--- start of Dataset records ---

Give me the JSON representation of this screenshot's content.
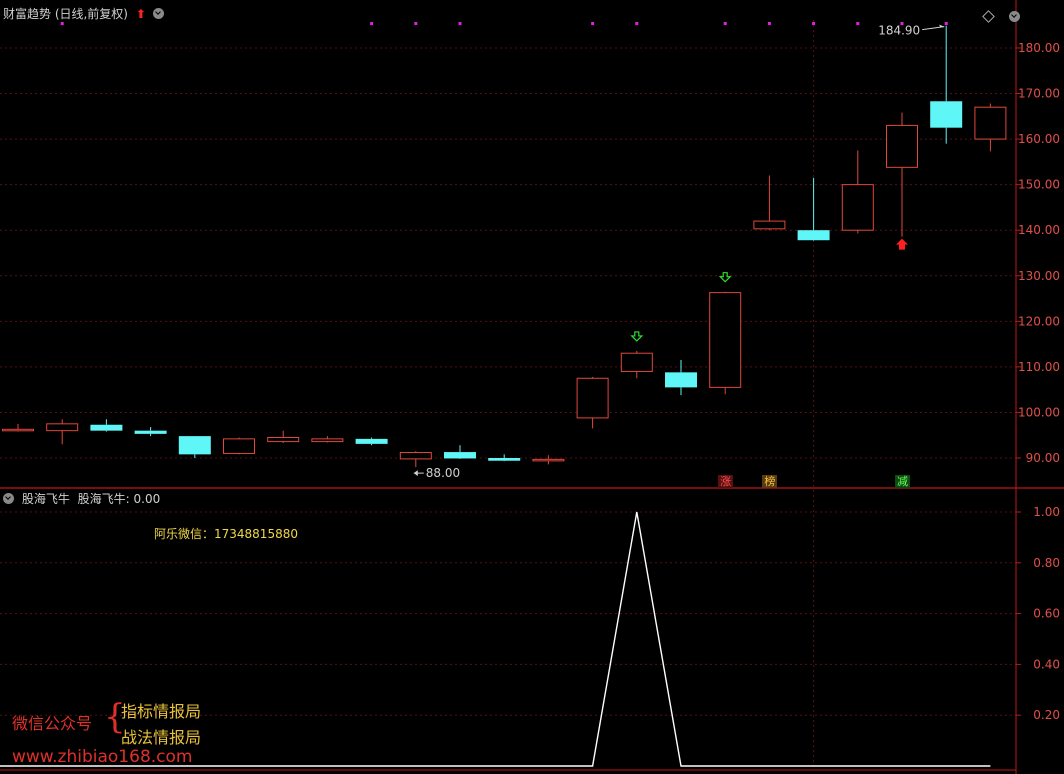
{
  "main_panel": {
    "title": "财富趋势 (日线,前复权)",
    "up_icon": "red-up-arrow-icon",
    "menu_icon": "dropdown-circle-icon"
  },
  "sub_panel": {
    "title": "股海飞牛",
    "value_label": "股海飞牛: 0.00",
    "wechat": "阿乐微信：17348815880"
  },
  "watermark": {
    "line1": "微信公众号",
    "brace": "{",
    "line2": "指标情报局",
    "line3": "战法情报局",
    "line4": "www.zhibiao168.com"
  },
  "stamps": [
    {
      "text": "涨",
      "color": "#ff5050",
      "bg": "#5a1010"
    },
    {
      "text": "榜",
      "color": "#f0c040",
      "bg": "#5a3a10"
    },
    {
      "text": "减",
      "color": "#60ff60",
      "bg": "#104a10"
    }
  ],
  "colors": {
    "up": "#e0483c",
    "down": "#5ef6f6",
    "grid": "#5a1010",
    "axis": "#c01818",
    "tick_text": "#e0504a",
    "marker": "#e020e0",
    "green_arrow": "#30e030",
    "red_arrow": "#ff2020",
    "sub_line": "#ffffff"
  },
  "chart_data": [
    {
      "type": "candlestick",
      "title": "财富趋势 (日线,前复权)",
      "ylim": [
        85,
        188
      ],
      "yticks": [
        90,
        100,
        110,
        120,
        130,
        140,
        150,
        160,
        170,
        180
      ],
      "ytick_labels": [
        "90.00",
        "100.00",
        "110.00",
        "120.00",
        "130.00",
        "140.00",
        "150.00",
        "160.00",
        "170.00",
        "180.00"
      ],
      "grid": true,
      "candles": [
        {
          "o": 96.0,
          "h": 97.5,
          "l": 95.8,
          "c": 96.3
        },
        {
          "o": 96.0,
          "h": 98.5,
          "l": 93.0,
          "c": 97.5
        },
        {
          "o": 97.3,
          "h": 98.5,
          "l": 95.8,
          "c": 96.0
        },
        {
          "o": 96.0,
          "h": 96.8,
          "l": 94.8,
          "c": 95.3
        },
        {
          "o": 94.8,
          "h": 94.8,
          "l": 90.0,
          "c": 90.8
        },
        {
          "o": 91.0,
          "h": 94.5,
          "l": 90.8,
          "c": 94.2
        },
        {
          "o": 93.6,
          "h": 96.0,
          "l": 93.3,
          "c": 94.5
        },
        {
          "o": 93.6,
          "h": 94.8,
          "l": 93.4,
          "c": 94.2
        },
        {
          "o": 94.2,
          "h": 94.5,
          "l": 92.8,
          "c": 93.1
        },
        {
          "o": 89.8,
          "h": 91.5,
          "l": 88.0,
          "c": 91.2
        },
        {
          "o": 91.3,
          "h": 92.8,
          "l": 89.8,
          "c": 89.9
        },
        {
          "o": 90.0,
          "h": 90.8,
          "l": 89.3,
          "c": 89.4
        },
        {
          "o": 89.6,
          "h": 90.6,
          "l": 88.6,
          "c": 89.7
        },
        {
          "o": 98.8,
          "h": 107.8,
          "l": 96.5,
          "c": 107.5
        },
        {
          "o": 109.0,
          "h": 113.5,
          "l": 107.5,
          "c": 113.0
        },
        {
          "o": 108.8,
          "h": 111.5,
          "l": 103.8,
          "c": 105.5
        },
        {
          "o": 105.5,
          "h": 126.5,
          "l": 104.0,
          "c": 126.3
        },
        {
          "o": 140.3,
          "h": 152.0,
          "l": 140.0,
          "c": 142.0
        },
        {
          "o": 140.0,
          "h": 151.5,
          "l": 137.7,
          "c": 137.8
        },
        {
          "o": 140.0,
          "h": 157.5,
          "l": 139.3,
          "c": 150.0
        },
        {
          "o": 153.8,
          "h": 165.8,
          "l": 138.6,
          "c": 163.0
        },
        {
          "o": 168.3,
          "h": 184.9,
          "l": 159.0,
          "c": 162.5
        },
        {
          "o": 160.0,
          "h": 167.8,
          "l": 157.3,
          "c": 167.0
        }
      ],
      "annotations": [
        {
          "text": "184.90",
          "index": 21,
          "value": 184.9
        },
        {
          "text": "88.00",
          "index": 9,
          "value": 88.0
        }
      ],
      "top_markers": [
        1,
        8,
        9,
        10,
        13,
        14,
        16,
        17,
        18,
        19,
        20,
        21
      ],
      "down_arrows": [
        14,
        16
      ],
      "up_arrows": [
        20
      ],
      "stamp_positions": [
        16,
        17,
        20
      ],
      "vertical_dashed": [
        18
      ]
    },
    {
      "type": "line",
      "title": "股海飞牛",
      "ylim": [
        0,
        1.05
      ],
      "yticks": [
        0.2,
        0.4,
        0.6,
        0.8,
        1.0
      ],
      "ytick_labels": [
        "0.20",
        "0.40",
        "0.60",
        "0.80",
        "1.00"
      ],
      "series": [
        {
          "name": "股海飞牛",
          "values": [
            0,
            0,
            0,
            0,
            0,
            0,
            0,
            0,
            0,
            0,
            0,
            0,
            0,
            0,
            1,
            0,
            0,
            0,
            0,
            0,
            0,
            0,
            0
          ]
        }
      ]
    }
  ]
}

--- end of Dataset records ---

Short task: Copy each line above that contains the word "title".

Written response:
    "title": "财富趋势 (日线,前复权)",
    "title": "股海飞牛",
      "title": "财富趋势 (日线,前复权)",
      "title": "股海飞牛",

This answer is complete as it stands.